begin
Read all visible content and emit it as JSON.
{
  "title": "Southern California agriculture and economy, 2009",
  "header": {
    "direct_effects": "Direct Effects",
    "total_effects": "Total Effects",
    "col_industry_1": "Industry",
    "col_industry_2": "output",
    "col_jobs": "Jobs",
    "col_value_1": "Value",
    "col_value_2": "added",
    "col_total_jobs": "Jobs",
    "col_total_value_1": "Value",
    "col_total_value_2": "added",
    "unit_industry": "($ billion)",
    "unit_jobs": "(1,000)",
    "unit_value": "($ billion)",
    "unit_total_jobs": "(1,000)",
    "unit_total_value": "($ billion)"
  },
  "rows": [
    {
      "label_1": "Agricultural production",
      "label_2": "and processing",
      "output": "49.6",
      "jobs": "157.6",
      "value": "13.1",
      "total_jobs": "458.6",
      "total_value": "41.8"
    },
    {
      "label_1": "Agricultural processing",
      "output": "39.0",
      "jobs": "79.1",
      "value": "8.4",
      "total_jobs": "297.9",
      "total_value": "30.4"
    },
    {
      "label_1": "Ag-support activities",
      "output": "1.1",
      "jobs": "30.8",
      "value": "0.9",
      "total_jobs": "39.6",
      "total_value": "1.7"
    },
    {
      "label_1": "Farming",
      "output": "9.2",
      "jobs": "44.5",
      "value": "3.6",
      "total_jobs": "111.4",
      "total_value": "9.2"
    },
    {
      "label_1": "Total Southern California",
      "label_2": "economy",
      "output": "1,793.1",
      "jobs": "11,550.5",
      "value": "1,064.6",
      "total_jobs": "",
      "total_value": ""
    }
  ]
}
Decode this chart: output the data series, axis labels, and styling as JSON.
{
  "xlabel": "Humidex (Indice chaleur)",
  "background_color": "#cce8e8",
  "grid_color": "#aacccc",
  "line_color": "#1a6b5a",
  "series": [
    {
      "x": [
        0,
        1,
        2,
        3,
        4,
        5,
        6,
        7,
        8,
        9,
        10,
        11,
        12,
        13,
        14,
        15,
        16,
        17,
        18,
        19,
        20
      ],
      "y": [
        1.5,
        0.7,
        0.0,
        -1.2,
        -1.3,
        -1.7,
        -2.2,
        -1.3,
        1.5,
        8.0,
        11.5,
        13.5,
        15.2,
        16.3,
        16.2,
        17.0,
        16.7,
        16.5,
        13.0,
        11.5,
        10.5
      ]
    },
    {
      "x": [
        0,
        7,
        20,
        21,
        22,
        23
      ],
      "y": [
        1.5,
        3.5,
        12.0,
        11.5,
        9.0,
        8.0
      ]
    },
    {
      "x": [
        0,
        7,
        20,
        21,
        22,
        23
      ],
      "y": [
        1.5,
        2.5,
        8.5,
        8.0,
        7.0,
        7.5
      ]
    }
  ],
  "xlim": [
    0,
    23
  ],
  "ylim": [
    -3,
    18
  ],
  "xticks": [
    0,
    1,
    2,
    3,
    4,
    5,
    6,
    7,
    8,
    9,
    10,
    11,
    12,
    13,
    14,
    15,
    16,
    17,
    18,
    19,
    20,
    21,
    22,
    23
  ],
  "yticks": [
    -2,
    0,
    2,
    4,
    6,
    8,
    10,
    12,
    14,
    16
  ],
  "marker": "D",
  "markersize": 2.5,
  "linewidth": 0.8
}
end
**YOUR TASK:** All records above must be set down exactly, please.

**SOLUTION TO THIS PROBLEM:**
Read all visible content and emit it as JSON.
{
  "title": "Southern California agriculture and economy, 2009",
  "header": {
    "direct_effects": "Direct Effects",
    "total_effects": "Total Effects",
    "col_industry_1": "Industry",
    "col_industry_2": "output",
    "col_jobs": "Jobs",
    "col_value_1": "Value",
    "col_value_2": "added",
    "col_total_jobs": "Jobs",
    "col_total_value_1": "Value",
    "col_total_value_2": "added",
    "unit_industry": "($ billion)",
    "unit_jobs": "(1,000)",
    "unit_value": "($ billion)",
    "unit_total_jobs": "(1,000)",
    "unit_total_value": "($ billion)"
  },
  "rows": [
    {
      "label_1": "Agricultural production",
      "label_2": "and processing",
      "output": "49.6",
      "jobs": "157.6",
      "value": "13.1",
      "total_jobs": "458.6",
      "total_value": "41.8"
    },
    {
      "label_1": "Agricultural processing",
      "output": "39.0",
      "jobs": "79.1",
      "value": "8.4",
      "total_jobs": "297.9",
      "total_value": "30.4"
    },
    {
      "label_1": "Ag-support activities",
      "output": "1.1",
      "jobs": "30.8",
      "value": "0.9",
      "total_jobs": "39.6",
      "total_value": "1.7"
    },
    {
      "label_1": "Farming",
      "output": "9.2",
      "jobs": "44.5",
      "value": "3.6",
      "total_jobs": "111.4",
      "total_value": "9.2"
    },
    {
      "label_1": "Total Southern California",
      "label_2": "economy",
      "output": "1,793.1",
      "jobs": "11,550.5",
      "value": "1,064.6",
      "total_jobs": "",
      "total_value": ""
    }
  ]
}
Decode this chart: output the data series, axis labels, and styling as JSON.
{
  "xlabel": "Humidex (Indice chaleur)",
  "background_color": "#cce8e8",
  "grid_color": "#aacccc",
  "line_color": "#1a6b5a",
  "series": [
    {
      "x": [
        0,
        1,
        2,
        3,
        4,
        5,
        6,
        7,
        8,
        9,
        10,
        11,
        12,
        13,
        14,
        15,
        16,
        17,
        18,
        19,
        20
      ],
      "y": [
        1.5,
        0.7,
        0.0,
        -1.2,
        -1.3,
        -1.7,
        -2.2,
        -1.3,
        1.5,
        8.0,
        11.5,
        13.5,
        15.2,
        16.3,
        16.2,
        17.0,
        16.7,
        16.5,
        13.0,
        11.5,
        10.5
      ]
    },
    {
      "x": [
        0,
        7,
        20,
        21,
        22,
        23
      ],
      "y": [
        1.5,
        3.5,
        12.0,
        11.5,
        9.0,
        8.0
      ]
    },
    {
      "x": [
        0,
        7,
        20,
        21,
        22,
        23
      ],
      "y": [
        1.5,
        2.5,
        8.5,
        8.0,
        7.0,
        7.5
      ]
    }
  ],
  "xlim": [
    0,
    23
  ],
  "ylim": [
    -3,
    18
  ],
  "xticks": [
    0,
    1,
    2,
    3,
    4,
    5,
    6,
    7,
    8,
    9,
    10,
    11,
    12,
    13,
    14,
    15,
    16,
    17,
    18,
    19,
    20,
    21,
    22,
    23
  ],
  "yticks": [
    -2,
    0,
    2,
    4,
    6,
    8,
    10,
    12,
    14,
    16
  ],
  "marker": "D",
  "markersize": 2.5,
  "linewidth": 0.8
}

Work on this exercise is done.